━━━ Records shown

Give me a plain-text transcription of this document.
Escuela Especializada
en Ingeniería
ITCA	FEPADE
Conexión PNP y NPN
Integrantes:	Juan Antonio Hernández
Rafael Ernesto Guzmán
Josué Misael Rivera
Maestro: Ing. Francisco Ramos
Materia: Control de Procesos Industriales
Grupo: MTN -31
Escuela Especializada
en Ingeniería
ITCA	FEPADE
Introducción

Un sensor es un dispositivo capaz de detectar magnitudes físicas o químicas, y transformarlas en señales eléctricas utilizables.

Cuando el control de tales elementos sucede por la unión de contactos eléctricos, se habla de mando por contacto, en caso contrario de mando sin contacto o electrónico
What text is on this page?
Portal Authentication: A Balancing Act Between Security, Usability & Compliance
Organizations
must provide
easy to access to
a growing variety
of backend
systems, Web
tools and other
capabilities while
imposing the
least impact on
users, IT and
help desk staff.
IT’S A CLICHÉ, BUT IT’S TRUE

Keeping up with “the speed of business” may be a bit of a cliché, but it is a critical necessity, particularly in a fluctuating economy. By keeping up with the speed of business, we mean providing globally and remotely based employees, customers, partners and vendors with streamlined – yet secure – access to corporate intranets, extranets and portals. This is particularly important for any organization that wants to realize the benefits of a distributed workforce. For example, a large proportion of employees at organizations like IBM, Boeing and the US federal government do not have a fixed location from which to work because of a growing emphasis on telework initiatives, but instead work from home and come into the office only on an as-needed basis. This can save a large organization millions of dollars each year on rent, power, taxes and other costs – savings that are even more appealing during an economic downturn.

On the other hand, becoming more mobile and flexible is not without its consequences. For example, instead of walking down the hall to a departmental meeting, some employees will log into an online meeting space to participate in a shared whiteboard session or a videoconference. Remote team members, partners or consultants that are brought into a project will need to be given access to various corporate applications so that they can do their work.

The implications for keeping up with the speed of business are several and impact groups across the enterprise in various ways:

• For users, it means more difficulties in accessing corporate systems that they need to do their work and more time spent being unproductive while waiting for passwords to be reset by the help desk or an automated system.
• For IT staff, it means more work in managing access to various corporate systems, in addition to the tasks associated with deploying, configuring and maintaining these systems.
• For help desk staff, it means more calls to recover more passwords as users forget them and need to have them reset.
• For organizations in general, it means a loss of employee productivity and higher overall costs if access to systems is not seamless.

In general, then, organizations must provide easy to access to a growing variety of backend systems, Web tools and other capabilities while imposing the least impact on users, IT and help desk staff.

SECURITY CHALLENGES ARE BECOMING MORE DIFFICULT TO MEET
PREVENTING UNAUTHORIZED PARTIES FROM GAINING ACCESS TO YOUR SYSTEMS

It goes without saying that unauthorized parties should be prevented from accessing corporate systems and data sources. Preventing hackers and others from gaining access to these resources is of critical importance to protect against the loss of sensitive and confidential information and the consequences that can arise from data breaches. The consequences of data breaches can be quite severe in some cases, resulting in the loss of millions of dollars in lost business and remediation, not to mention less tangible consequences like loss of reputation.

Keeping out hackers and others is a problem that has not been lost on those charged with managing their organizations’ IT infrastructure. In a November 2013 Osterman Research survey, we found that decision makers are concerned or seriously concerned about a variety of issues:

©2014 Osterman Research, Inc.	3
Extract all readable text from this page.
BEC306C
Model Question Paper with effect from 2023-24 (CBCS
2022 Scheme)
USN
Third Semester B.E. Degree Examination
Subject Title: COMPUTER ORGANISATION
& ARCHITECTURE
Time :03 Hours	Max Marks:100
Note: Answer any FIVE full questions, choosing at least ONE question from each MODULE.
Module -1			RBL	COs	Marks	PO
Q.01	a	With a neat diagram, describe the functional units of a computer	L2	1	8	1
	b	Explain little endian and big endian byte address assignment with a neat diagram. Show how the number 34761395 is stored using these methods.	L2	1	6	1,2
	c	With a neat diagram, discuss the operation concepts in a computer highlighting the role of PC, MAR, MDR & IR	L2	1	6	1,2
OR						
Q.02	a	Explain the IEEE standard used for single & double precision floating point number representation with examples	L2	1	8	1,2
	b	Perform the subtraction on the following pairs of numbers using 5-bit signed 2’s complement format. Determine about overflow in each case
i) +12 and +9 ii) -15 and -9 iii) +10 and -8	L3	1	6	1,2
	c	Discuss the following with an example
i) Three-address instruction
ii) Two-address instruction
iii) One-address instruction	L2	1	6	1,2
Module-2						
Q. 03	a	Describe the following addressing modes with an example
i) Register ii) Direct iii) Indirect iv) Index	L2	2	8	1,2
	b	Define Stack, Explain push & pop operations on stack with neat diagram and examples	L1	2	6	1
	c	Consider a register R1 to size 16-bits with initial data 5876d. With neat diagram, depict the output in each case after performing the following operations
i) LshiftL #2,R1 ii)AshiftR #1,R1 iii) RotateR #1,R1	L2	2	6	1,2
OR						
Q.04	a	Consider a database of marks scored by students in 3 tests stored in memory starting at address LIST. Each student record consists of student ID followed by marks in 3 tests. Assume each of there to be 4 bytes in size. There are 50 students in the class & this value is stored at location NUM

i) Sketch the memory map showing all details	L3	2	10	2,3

━━━━━━

#### Stated task:
Copy every line of the listing containing the string "examples".

#### Response to this task:
Q.02	a	Explain the IEEE standard used for single & double precision floating point number representation with examples	L2	1	8	1,2
	b	Define Stack, Explain push & pop operations on stack with neat diagram and examples	L1	2	6	1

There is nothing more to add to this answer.